Directions for this task:
How many lines hold the string "JSON"? Give only the number.

Task data:
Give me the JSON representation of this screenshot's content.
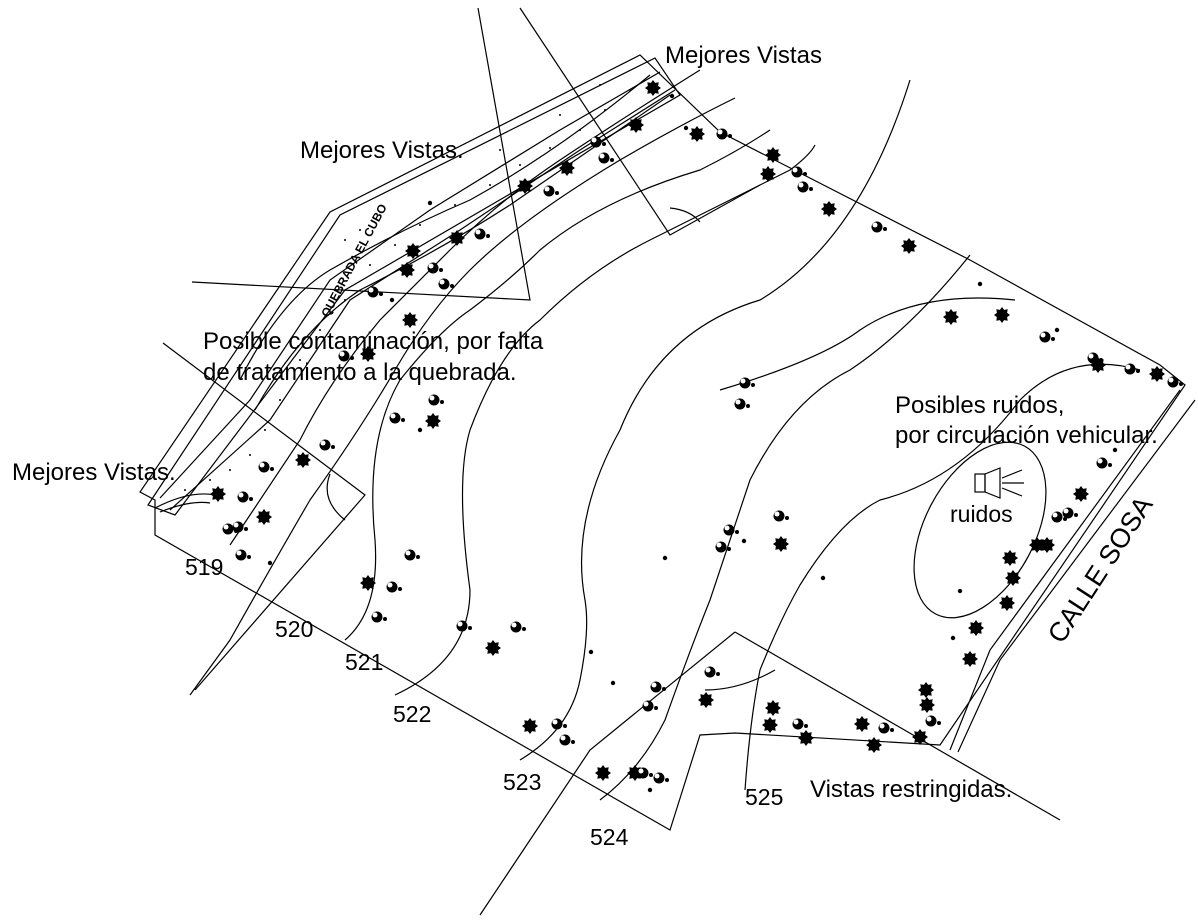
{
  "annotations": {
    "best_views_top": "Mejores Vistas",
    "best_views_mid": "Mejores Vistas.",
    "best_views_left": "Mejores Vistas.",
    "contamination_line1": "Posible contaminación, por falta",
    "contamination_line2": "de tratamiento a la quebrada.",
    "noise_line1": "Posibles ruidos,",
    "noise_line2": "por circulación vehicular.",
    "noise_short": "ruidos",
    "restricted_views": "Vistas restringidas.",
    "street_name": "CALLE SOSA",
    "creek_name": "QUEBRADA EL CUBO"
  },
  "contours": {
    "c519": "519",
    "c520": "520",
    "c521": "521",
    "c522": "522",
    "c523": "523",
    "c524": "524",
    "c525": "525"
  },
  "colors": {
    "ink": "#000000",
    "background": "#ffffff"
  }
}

* * *

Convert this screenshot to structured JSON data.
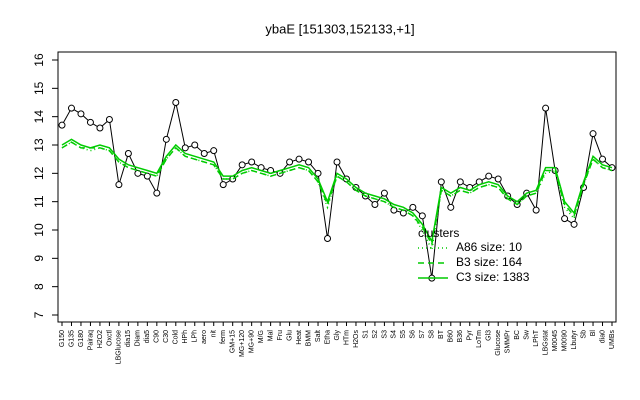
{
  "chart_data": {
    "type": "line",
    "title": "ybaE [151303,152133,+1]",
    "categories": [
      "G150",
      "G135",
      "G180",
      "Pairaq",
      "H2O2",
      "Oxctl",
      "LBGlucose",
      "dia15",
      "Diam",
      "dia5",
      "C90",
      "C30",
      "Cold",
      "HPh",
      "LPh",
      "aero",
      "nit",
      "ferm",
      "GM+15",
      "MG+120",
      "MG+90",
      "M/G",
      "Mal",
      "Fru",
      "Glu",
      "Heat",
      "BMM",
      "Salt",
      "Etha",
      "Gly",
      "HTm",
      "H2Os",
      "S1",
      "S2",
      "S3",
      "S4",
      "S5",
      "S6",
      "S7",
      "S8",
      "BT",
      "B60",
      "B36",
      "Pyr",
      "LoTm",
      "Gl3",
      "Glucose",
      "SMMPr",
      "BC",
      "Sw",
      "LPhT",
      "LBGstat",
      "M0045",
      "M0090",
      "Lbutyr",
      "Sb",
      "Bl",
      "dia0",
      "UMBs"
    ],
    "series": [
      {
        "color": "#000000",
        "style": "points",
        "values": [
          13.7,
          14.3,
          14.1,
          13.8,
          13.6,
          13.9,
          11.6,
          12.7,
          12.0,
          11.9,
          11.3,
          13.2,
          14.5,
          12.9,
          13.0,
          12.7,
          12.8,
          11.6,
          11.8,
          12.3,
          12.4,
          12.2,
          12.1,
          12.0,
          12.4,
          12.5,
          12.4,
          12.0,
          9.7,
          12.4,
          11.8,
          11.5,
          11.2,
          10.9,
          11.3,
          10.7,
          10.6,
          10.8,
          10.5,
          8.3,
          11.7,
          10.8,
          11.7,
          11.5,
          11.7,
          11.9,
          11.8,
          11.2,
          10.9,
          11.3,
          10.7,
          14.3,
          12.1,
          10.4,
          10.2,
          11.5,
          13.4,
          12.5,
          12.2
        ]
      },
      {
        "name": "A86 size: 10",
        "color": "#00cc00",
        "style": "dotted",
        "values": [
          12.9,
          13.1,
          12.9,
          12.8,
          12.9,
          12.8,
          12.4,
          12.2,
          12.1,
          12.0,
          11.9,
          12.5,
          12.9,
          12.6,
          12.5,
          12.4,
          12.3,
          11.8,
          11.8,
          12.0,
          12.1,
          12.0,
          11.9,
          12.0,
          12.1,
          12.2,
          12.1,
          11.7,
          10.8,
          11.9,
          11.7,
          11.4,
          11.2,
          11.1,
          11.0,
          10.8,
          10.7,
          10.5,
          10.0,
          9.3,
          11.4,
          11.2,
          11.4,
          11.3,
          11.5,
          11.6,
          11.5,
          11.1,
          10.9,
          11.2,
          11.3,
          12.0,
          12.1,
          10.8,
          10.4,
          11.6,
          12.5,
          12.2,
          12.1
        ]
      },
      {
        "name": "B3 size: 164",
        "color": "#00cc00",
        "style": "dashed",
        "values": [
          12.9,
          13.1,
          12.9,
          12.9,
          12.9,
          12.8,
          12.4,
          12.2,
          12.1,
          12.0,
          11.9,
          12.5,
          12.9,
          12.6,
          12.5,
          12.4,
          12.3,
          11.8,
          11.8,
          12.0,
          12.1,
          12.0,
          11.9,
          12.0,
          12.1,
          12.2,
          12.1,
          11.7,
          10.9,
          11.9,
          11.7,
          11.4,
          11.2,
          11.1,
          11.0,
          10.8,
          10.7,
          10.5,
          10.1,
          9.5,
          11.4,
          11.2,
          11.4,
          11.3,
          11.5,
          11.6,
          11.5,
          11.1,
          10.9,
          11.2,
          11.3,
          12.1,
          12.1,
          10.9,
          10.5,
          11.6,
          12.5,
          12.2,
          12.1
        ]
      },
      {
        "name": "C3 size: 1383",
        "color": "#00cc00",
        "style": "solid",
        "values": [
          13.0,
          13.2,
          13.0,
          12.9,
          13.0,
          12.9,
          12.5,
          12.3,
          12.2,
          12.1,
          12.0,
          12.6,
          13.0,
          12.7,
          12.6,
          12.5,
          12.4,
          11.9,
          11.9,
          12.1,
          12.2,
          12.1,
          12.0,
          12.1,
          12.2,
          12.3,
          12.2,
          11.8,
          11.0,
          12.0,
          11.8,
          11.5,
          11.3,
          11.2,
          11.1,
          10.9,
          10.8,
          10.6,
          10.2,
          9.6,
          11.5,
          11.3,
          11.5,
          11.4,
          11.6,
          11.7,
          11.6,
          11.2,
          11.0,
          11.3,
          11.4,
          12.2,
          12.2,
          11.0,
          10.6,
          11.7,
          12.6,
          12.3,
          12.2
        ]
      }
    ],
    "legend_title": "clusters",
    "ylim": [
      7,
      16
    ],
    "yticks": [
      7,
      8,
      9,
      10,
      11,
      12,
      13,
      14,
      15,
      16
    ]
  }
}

Result:
2